Data extracted from a collection:

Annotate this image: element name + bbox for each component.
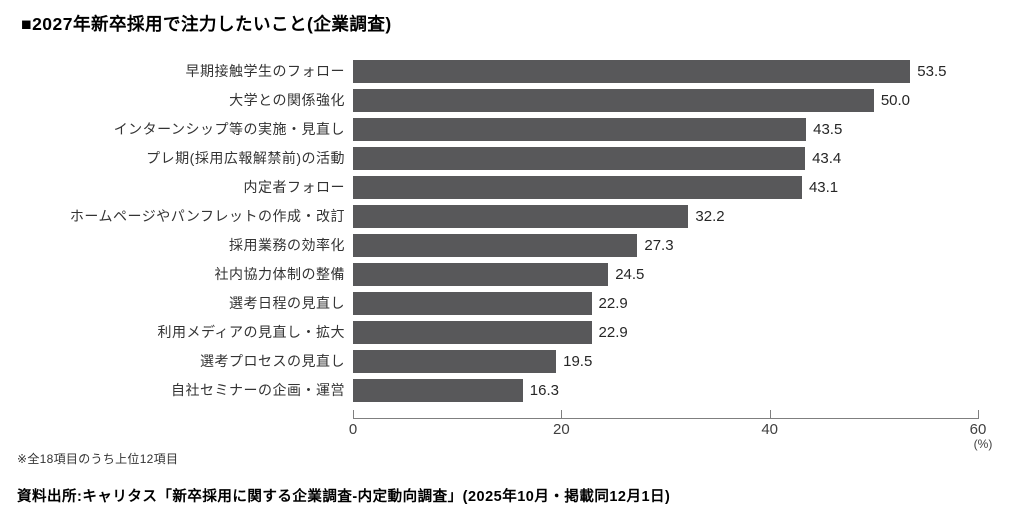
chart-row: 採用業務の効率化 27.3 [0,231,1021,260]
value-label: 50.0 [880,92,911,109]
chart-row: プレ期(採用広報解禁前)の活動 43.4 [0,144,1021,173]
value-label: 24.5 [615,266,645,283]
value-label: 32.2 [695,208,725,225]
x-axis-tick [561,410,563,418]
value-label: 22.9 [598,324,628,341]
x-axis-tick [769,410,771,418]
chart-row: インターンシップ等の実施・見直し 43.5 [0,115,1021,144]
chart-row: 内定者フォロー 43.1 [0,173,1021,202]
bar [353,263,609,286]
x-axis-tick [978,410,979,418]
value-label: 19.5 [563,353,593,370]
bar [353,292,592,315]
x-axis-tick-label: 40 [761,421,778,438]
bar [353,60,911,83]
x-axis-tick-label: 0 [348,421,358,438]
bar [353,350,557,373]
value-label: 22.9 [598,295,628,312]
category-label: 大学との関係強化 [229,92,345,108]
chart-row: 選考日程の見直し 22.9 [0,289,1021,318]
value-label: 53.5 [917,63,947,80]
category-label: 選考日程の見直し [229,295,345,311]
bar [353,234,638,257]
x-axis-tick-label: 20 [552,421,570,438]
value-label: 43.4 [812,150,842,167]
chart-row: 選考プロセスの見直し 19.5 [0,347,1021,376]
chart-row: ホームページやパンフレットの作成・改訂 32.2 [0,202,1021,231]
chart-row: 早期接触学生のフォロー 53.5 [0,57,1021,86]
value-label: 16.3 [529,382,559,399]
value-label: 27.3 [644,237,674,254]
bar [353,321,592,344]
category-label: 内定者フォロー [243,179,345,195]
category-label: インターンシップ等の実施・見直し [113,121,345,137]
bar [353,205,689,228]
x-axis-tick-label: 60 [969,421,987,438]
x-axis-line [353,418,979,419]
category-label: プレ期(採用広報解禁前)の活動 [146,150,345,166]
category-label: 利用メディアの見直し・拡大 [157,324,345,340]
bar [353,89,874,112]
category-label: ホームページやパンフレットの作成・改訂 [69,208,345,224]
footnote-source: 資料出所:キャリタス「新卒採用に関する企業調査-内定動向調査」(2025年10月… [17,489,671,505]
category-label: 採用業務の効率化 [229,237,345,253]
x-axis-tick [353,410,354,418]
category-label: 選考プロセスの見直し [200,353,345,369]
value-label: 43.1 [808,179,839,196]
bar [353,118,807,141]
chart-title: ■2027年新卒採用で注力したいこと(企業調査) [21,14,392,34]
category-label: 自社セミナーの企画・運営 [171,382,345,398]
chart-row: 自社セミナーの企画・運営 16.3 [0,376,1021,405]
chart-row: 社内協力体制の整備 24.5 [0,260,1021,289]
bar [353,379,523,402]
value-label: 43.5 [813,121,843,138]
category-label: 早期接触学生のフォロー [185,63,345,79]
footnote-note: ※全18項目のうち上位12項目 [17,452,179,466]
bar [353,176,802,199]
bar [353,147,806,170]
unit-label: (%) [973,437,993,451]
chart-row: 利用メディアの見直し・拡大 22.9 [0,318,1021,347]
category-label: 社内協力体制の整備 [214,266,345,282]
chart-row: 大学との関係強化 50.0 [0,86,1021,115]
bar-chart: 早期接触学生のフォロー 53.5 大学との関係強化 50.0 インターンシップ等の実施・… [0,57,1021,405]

* * *

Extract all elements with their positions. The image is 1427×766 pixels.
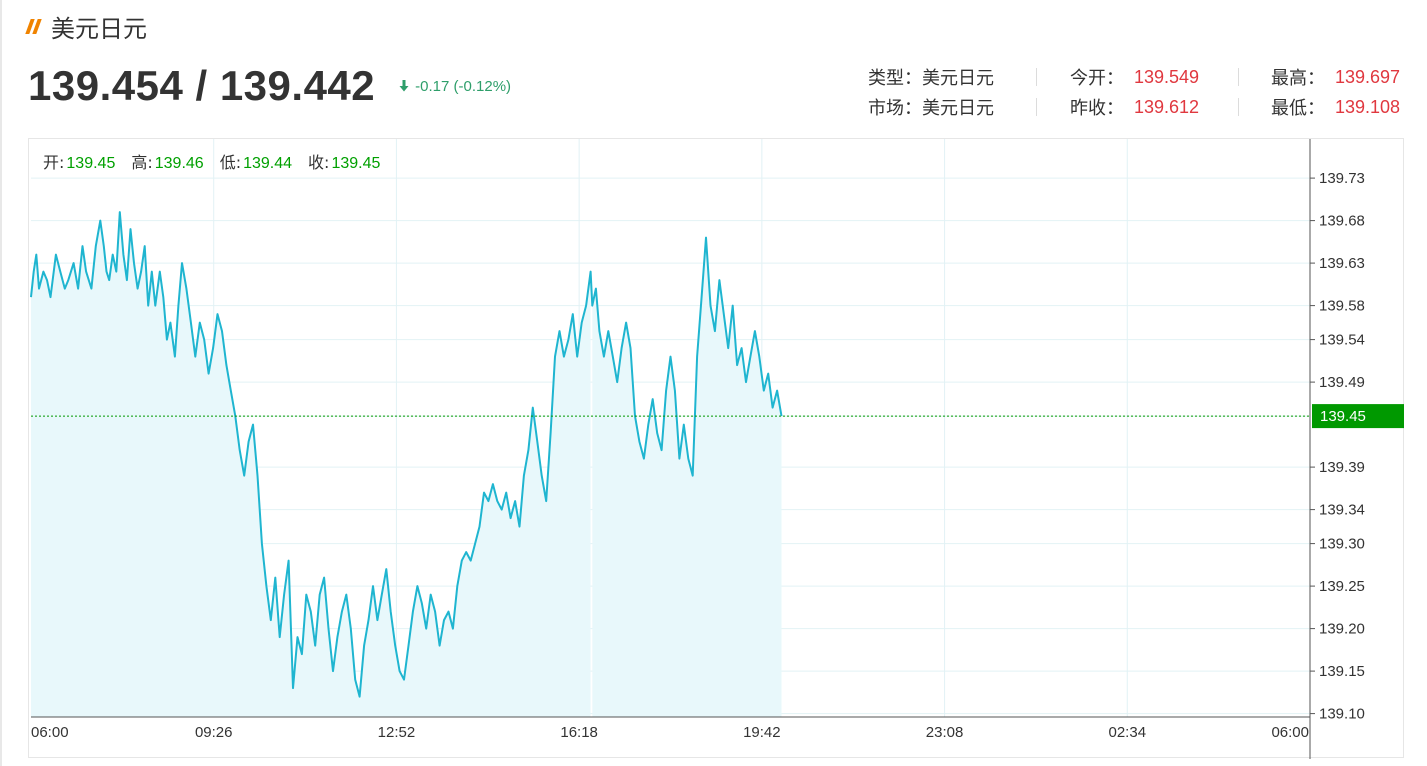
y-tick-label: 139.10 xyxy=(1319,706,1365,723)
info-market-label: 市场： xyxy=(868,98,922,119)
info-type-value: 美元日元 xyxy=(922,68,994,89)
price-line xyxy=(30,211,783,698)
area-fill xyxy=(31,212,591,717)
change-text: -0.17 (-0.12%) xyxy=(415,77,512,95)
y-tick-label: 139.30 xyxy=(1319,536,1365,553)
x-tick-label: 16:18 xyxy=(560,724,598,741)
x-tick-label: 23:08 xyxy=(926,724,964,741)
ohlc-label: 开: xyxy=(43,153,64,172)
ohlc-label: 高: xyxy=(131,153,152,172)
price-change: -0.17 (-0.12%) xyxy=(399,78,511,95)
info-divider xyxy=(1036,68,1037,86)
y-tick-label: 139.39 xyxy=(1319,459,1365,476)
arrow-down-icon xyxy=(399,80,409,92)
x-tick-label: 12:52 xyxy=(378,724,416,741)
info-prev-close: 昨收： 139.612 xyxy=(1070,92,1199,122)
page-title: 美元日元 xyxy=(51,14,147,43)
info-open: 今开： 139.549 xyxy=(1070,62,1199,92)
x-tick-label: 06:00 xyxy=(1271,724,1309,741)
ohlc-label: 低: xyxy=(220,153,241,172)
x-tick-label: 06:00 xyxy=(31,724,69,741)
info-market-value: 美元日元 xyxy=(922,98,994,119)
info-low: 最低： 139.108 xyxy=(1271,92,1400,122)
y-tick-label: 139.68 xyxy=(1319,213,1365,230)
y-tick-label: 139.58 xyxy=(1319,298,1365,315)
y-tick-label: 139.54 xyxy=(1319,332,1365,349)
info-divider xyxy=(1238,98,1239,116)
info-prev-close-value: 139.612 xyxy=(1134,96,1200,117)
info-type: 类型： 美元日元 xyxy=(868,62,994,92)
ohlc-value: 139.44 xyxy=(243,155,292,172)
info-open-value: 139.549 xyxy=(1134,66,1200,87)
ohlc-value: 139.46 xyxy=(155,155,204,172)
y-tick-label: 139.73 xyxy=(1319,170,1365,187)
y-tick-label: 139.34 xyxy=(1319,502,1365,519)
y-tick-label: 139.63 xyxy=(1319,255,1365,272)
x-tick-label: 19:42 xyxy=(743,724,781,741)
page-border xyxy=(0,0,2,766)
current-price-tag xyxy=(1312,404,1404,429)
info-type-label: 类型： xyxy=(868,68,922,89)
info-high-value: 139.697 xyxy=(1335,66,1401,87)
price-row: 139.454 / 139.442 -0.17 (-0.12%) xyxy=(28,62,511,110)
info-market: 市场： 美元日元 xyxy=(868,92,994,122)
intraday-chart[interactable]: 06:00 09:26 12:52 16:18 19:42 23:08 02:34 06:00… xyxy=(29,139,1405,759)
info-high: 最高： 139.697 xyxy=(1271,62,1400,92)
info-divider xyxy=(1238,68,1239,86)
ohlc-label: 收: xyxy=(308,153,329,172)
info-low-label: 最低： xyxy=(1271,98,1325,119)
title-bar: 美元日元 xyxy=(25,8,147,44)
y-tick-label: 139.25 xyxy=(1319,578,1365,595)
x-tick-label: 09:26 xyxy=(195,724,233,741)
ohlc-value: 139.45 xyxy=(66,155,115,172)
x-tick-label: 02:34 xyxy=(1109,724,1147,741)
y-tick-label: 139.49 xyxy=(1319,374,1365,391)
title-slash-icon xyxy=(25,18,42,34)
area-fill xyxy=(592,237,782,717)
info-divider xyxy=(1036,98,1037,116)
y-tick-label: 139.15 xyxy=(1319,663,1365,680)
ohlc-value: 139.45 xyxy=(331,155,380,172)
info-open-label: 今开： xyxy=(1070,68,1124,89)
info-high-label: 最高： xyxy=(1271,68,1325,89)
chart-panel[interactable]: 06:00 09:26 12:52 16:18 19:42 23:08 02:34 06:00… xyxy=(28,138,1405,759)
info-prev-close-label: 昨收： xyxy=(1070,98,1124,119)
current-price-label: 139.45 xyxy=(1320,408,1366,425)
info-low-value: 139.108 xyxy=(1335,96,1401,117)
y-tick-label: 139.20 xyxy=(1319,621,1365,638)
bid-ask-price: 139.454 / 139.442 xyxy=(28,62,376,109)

...

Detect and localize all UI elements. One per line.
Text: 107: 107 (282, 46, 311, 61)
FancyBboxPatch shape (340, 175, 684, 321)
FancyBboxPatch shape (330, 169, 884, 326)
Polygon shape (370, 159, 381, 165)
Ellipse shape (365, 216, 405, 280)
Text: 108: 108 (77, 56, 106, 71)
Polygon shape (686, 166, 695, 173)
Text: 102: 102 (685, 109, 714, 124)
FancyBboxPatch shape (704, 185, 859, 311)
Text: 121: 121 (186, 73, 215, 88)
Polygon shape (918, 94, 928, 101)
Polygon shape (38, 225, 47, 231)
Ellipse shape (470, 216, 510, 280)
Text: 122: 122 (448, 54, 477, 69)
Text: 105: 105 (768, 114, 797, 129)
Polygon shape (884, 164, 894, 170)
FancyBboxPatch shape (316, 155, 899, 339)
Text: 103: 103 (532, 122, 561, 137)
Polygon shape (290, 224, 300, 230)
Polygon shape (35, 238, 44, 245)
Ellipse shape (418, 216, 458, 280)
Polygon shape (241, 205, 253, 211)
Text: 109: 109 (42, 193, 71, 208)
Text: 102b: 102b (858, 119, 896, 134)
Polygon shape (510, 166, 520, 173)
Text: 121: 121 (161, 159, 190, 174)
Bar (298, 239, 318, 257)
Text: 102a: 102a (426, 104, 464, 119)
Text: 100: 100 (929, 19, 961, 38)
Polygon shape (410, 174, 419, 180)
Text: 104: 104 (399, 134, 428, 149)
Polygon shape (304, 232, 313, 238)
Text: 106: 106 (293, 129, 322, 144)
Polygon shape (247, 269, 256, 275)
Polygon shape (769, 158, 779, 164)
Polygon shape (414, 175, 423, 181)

YOUR OBJECTIVE ▸
Please output the entries between the lines holding "chart-row: 採用業務の効率化 27.3 [0,231,1021,260]" and "chart-row: 自社セミナーの企画・運営 16.3 [0,376,1021,405]", inclusive, exactly as they appear.

OUTPUT OF THE EXERCISE ▸
chart-row: 採用業務の効率化 27.3 [0,231,1021,260]
value-label: 50.0 [880,92,911,109]
chart-row: プレ期(採用広報解禁前)の活動 43.4 [0,144,1021,173]
value-label: 24.5 [615,266,645,283]
value-label: 32.2 [695,208,725,225]
x-axis-tick [561,410,563,418]
value-label: 22.9 [598,324,628,341]
x-axis-tick [769,410,771,418]
chart-row: インターンシップ等の実施・見直し 43.5 [0,115,1021,144]
chart-row: 内定者フォロー 43.1 [0,173,1021,202]
bar [353,263,609,286]
x-axis-tick [978,410,979,418]
value-label: 19.5 [563,353,593,370]
bar [353,292,592,315]
x-axis-tick-label: 40 [761,421,778,438]
bar [353,60,911,83]
x-axis-tick-label: 0 [348,421,358,438]
bar [353,350,557,373]
value-label: 22.9 [598,295,628,312]
category-label: 大学との関係強化 [229,92,345,108]
chart-row: 選考日程の見直し 22.9 [0,289,1021,318]
value-label: 53.5 [917,63,947,80]
category-label: 選考日程の見直し [229,295,345,311]
bar [353,234,638,257]
x-axis-tick-label: 20 [552,421,570,438]
value-label: 43.4 [812,150,842,167]
chart-row: 選考プロセスの見直し 19.5 [0,347,1021,376]
chart-row: ホームページやパンフレットの作成・改訂 32.2 [0,202,1021,231]
chart-row: 早期接触学生のフォロー 53.5 [0,57,1021,86]
value-label: 16.3 [529,382,559,399]
value-label: 27.3 [644,237,674,254]
bar [353,321,592,344]
category-label: 内定者フォロー [243,179,345,195]
category-label: インターンシップ等の実施・見直し [113,121,345,137]
bar [353,205,689,228]
x-axis-tick-label: 60 [969,421,987,438]
x-axis-line [353,418,979,419]
category-label: プレ期(採用広報解禁前)の活動 [146,150,345,166]
category-label: 利用メディアの見直し・拡大 [157,324,345,340]
bar [353,89,874,112]
category-label: ホームページやパンフレットの作成・改訂 [69,208,345,224]
footnote-source: 資料出所:キャリタス「新卒採用に関する企業調査-内定動向調査」(2025年10月… [17,489,671,505]
category-label: 採用業務の効率化 [229,237,345,253]
x-axis-tick [353,410,354,418]
category-label: 選考プロセスの見直し [200,353,345,369]
value-label: 43.1 [808,179,839,196]
bar [353,118,807,141]
chart-title: ■2027年新卒採用で注力したいこと(企業調査) [21,14,392,34]
category-label: 自社セミナーの企画・運営 [171,382,345,398]
chart-row: 自社セミナーの企画・運営 16.3 [0,376,1021,405]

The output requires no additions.